Dataset records:

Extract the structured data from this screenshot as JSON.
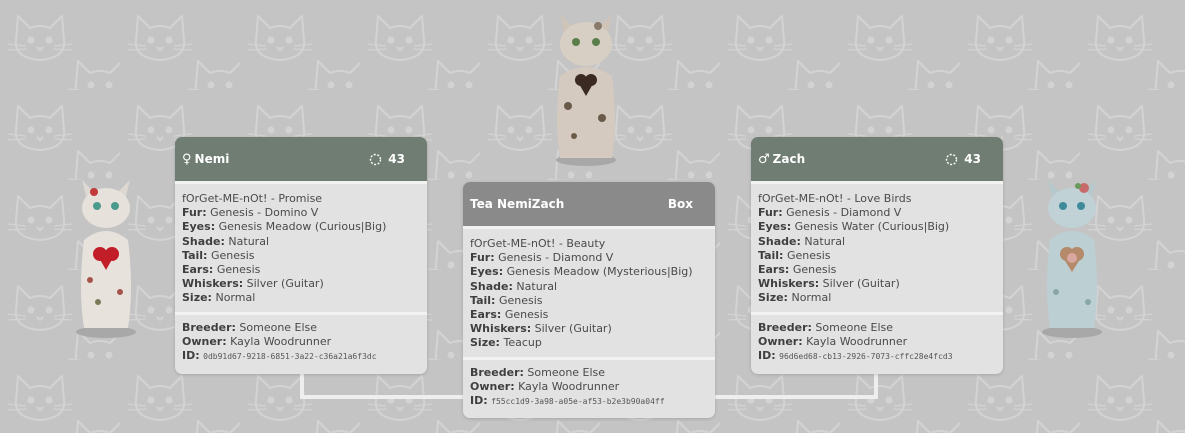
{
  "colors": {
    "background": "#c4c4c4",
    "parent_header": "#6f7d72",
    "child_header": "#8a8a8a",
    "card_body": "#e2e2e2",
    "connector": "#eeeeee"
  },
  "background_pattern": "cat-face-outline-icon",
  "mother": {
    "gender_icon": "female-icon",
    "gender_symbol": "♀",
    "name": "Nemi",
    "generation_icon": "dotted-circle-icon",
    "generation": "43",
    "title": "fOrGet-ME-nOt! - Promise",
    "traits": [
      {
        "label": "Fur:",
        "value": "Genesis - Domino V"
      },
      {
        "label": "Eyes:",
        "value": "Genesis Meadow (Curious|Big)"
      },
      {
        "label": "Shade:",
        "value": "Natural"
      },
      {
        "label": "Tail:",
        "value": "Genesis"
      },
      {
        "label": "Ears:",
        "value": "Genesis"
      },
      {
        "label": "Whiskers:",
        "value": "Silver (Guitar)"
      },
      {
        "label": "Size:",
        "value": "Normal"
      }
    ],
    "breeder_label": "Breeder:",
    "breeder": "Someone Else",
    "owner_label": "Owner:",
    "owner": "Kayla Woodrunner",
    "id_label": "ID:",
    "id": "0db91d67-9218-6851-3a22-c36a21a6f3dc"
  },
  "offspring": {
    "name": "Tea NemiZach",
    "status": "Box",
    "title": "fOrGet-ME-nOt! - Beauty",
    "traits": [
      {
        "label": "Fur:",
        "value": "Genesis - Diamond V"
      },
      {
        "label": "Eyes:",
        "value": "Genesis Meadow (Mysterious|Big)"
      },
      {
        "label": "Shade:",
        "value": "Natural"
      },
      {
        "label": "Tail:",
        "value": "Genesis"
      },
      {
        "label": "Ears:",
        "value": "Genesis"
      },
      {
        "label": "Whiskers:",
        "value": "Silver (Guitar)"
      },
      {
        "label": "Size:",
        "value": "Teacup"
      }
    ],
    "breeder_label": "Breeder:",
    "breeder": "Someone Else",
    "owner_label": "Owner:",
    "owner": "Kayla Woodrunner",
    "id_label": "ID:",
    "id": "f55cc1d9-3a98-a05e-af53-b2e3b90a04ff"
  },
  "father": {
    "gender_icon": "male-icon",
    "gender_symbol": "♂",
    "name": "Zach",
    "generation_icon": "dotted-circle-icon",
    "generation": "43",
    "title": "fOrGet-ME-nOt! - Love Birds",
    "traits": [
      {
        "label": "Fur:",
        "value": "Genesis - Diamond V"
      },
      {
        "label": "Eyes:",
        "value": "Genesis Water (Curious|Big)"
      },
      {
        "label": "Shade:",
        "value": "Natural"
      },
      {
        "label": "Tail:",
        "value": "Genesis"
      },
      {
        "label": "Ears:",
        "value": "Genesis"
      },
      {
        "label": "Whiskers:",
        "value": "Silver (Guitar)"
      },
      {
        "label": "Size:",
        "value": "Normal"
      }
    ],
    "breeder_label": "Breeder:",
    "breeder": "Someone Else",
    "owner_label": "Owner:",
    "owner": "Kayla Woodrunner",
    "id_label": "ID:",
    "id": "96d6ed68-cb13-2926-7073-cffc28e4fcd3"
  }
}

__WORK ORDER__. Transcribe every entry exactly, leaving out the pictures.

__THE ANSWER__.
Extract the structured data from this screenshot as JSON.
{
  "colors": {
    "background": "#c4c4c4",
    "parent_header": "#6f7d72",
    "child_header": "#8a8a8a",
    "card_body": "#e2e2e2",
    "connector": "#eeeeee"
  },
  "background_pattern": "cat-face-outline-icon",
  "mother": {
    "gender_icon": "female-icon",
    "gender_symbol": "♀",
    "name": "Nemi",
    "generation_icon": "dotted-circle-icon",
    "generation": "43",
    "title": "fOrGet-ME-nOt! - Promise",
    "traits": [
      {
        "label": "Fur:",
        "value": "Genesis - Domino V"
      },
      {
        "label": "Eyes:",
        "value": "Genesis Meadow (Curious|Big)"
      },
      {
        "label": "Shade:",
        "value": "Natural"
      },
      {
        "label": "Tail:",
        "value": "Genesis"
      },
      {
        "label": "Ears:",
        "value": "Genesis"
      },
      {
        "label": "Whiskers:",
        "value": "Silver (Guitar)"
      },
      {
        "label": "Size:",
        "value": "Normal"
      }
    ],
    "breeder_label": "Breeder:",
    "breeder": "Someone Else",
    "owner_label": "Owner:",
    "owner": "Kayla Woodrunner",
    "id_label": "ID:",
    "id": "0db91d67-9218-6851-3a22-c36a21a6f3dc"
  },
  "offspring": {
    "name": "Tea NemiZach",
    "status": "Box",
    "title": "fOrGet-ME-nOt! - Beauty",
    "traits": [
      {
        "label": "Fur:",
        "value": "Genesis - Diamond V"
      },
      {
        "label": "Eyes:",
        "value": "Genesis Meadow (Mysterious|Big)"
      },
      {
        "label": "Shade:",
        "value": "Natural"
      },
      {
        "label": "Tail:",
        "value": "Genesis"
      },
      {
        "label": "Ears:",
        "value": "Genesis"
      },
      {
        "label": "Whiskers:",
        "value": "Silver (Guitar)"
      },
      {
        "label": "Size:",
        "value": "Teacup"
      }
    ],
    "breeder_label": "Breeder:",
    "breeder": "Someone Else",
    "owner_label": "Owner:",
    "owner": "Kayla Woodrunner",
    "id_label": "ID:",
    "id": "f55cc1d9-3a98-a05e-af53-b2e3b90a04ff"
  },
  "father": {
    "gender_icon": "male-icon",
    "gender_symbol": "♂",
    "name": "Zach",
    "generation_icon": "dotted-circle-icon",
    "generation": "43",
    "title": "fOrGet-ME-nOt! - Love Birds",
    "traits": [
      {
        "label": "Fur:",
        "value": "Genesis - Diamond V"
      },
      {
        "label": "Eyes:",
        "value": "Genesis Water (Curious|Big)"
      },
      {
        "label": "Shade:",
        "value": "Natural"
      },
      {
        "label": "Tail:",
        "value": "Genesis"
      },
      {
        "label": "Ears:",
        "value": "Genesis"
      },
      {
        "label": "Whiskers:",
        "value": "Silver (Guitar)"
      },
      {
        "label": "Size:",
        "value": "Normal"
      }
    ],
    "breeder_label": "Breeder:",
    "breeder": "Someone Else",
    "owner_label": "Owner:",
    "owner": "Kayla Woodrunner",
    "id_label": "ID:",
    "id": "96d6ed68-cb13-2926-7073-cffc28e4fcd3"
  }
}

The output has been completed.